**Aim of the task:**
Exactly reproduce the lines beginning with the line that includes "Parse this screenshot: output" and ending with the last line of the data.

Dataset entries on figures
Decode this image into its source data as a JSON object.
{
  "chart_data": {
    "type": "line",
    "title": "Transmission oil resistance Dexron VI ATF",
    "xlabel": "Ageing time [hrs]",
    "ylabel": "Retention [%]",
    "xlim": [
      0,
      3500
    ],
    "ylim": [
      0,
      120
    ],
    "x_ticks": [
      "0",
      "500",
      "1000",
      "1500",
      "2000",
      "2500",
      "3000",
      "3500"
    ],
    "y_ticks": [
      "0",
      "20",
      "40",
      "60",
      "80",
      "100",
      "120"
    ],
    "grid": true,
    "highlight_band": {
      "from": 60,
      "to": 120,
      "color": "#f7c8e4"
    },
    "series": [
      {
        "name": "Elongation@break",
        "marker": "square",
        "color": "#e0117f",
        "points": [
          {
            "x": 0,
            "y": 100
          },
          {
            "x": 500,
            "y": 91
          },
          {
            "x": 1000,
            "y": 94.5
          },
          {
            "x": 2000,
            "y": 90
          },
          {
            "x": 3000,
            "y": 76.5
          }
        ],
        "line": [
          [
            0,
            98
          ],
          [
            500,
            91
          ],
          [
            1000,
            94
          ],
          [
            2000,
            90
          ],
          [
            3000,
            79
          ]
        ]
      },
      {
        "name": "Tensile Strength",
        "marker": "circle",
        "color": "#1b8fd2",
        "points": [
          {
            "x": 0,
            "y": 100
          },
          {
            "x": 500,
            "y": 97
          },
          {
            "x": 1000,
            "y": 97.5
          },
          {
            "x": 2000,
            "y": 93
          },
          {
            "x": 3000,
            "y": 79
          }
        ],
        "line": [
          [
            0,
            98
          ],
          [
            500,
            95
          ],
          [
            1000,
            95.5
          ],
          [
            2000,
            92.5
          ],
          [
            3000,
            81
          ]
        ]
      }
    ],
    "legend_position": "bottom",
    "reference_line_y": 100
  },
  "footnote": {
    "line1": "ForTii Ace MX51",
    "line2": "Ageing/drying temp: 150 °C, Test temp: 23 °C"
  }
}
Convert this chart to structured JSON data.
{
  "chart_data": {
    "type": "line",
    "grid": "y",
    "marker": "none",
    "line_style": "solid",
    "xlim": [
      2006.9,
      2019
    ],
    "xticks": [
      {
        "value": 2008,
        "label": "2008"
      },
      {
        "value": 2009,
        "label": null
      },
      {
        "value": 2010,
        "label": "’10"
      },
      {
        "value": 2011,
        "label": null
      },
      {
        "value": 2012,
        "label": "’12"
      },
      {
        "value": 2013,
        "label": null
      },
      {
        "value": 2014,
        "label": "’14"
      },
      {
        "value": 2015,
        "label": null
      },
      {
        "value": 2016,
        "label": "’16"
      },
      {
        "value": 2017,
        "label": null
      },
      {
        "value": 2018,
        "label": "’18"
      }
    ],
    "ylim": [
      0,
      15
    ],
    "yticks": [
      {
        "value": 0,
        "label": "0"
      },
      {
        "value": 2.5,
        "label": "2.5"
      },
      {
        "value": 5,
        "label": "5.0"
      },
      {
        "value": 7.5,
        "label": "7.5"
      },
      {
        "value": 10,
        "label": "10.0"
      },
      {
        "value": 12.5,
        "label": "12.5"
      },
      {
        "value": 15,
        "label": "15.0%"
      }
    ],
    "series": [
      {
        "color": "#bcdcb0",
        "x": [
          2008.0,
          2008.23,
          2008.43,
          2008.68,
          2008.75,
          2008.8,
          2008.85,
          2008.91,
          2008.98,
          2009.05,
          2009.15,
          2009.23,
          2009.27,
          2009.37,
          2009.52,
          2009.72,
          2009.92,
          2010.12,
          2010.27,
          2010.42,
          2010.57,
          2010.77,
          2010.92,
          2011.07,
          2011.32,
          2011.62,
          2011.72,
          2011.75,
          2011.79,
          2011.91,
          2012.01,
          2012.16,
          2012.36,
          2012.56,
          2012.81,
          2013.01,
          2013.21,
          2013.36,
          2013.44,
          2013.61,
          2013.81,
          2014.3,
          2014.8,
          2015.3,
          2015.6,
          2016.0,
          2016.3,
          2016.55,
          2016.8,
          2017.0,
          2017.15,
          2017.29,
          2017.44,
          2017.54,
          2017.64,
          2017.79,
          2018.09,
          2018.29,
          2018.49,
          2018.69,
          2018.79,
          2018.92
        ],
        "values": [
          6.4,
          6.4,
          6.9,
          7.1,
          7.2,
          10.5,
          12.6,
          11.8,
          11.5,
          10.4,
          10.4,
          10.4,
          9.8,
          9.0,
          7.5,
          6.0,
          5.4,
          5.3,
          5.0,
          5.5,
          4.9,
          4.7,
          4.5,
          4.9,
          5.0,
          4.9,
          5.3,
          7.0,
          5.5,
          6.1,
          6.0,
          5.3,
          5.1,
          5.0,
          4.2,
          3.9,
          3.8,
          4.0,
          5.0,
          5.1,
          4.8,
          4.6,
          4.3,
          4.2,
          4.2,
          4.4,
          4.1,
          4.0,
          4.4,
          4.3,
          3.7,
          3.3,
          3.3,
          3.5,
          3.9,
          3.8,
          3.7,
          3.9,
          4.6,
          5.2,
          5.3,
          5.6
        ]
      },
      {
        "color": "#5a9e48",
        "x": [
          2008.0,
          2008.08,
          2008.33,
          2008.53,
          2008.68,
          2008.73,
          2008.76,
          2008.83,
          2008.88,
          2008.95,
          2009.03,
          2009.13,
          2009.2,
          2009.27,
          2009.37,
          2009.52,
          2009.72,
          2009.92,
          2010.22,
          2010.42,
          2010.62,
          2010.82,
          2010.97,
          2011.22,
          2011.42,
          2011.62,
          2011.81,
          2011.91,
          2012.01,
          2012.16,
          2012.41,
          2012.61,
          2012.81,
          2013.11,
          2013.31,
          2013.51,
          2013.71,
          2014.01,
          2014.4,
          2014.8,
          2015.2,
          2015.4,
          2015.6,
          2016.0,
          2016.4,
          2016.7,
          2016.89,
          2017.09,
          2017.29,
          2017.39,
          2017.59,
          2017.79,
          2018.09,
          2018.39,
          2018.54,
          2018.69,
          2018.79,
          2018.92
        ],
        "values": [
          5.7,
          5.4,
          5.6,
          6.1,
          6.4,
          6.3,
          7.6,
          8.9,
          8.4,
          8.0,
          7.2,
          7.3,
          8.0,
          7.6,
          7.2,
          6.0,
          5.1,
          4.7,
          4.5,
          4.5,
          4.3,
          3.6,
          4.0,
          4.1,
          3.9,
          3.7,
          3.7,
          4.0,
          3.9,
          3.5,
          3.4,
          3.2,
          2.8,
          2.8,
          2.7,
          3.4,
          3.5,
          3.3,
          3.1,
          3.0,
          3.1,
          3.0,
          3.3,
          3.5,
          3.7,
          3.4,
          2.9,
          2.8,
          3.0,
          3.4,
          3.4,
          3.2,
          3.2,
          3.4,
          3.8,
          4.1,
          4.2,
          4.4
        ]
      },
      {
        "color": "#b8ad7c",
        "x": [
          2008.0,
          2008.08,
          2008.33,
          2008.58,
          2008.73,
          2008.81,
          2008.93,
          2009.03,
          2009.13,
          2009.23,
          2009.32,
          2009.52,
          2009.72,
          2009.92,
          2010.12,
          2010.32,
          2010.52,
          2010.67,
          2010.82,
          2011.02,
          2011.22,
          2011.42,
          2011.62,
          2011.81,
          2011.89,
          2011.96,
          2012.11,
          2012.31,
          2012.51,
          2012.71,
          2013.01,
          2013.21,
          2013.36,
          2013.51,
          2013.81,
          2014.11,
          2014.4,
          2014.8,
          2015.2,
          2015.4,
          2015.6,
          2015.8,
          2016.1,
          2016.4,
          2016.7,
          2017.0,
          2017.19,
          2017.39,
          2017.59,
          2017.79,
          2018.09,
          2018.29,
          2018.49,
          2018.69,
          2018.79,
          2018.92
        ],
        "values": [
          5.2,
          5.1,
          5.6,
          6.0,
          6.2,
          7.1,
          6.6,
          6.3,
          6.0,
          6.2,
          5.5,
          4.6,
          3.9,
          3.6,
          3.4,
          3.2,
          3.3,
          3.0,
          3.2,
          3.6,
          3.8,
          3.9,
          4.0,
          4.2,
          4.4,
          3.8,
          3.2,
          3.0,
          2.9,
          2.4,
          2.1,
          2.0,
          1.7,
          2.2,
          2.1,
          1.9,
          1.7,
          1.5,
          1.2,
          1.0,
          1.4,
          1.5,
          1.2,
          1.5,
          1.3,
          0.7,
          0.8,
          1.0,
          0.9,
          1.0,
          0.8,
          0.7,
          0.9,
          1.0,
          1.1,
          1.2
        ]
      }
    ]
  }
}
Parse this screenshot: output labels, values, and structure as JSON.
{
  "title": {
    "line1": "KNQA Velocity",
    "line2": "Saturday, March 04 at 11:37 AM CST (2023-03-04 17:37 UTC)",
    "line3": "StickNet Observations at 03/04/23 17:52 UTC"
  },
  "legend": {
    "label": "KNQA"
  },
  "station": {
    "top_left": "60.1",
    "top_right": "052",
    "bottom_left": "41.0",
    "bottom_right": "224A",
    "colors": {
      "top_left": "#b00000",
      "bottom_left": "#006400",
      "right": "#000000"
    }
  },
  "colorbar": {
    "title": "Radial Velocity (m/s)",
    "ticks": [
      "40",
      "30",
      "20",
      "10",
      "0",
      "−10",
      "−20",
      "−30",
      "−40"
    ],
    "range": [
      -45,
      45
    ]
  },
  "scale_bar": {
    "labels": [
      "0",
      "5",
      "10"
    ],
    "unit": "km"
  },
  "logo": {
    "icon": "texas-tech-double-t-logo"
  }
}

**Reply to the task:**
Parse this screenshot: output labels, values, and structure as JSON.
{
  "title": {
    "line1": "KNQA Velocity",
    "line2": "Saturday, March 04 at 11:37 AM CST (2023-03-04 17:37 UTC)",
    "line3": "StickNet Observations at 03/04/23 17:52 UTC"
  },
  "legend": {
    "label": "KNQA"
  },
  "station": {
    "top_left": "60.1",
    "top_right": "052",
    "bottom_left": "41.0",
    "bottom_right": "224A",
    "colors": {
      "top_left": "#b00000",
      "bottom_left": "#006400",
      "right": "#000000"
    }
  },
  "colorbar": {
    "title": "Radial Velocity (m/s)",
    "ticks": [
      "40",
      "30",
      "20",
      "10",
      "0",
      "−10",
      "−20",
      "−30",
      "−40"
    ],
    "range": [
      -45,
      45
    ]
  },
  "scale_bar": {
    "labels": [
      "0",
      "5",
      "10"
    ],
    "unit": "km"
  },
  "logo": {
    "icon": "texas-tech-double-t-logo"
  }
}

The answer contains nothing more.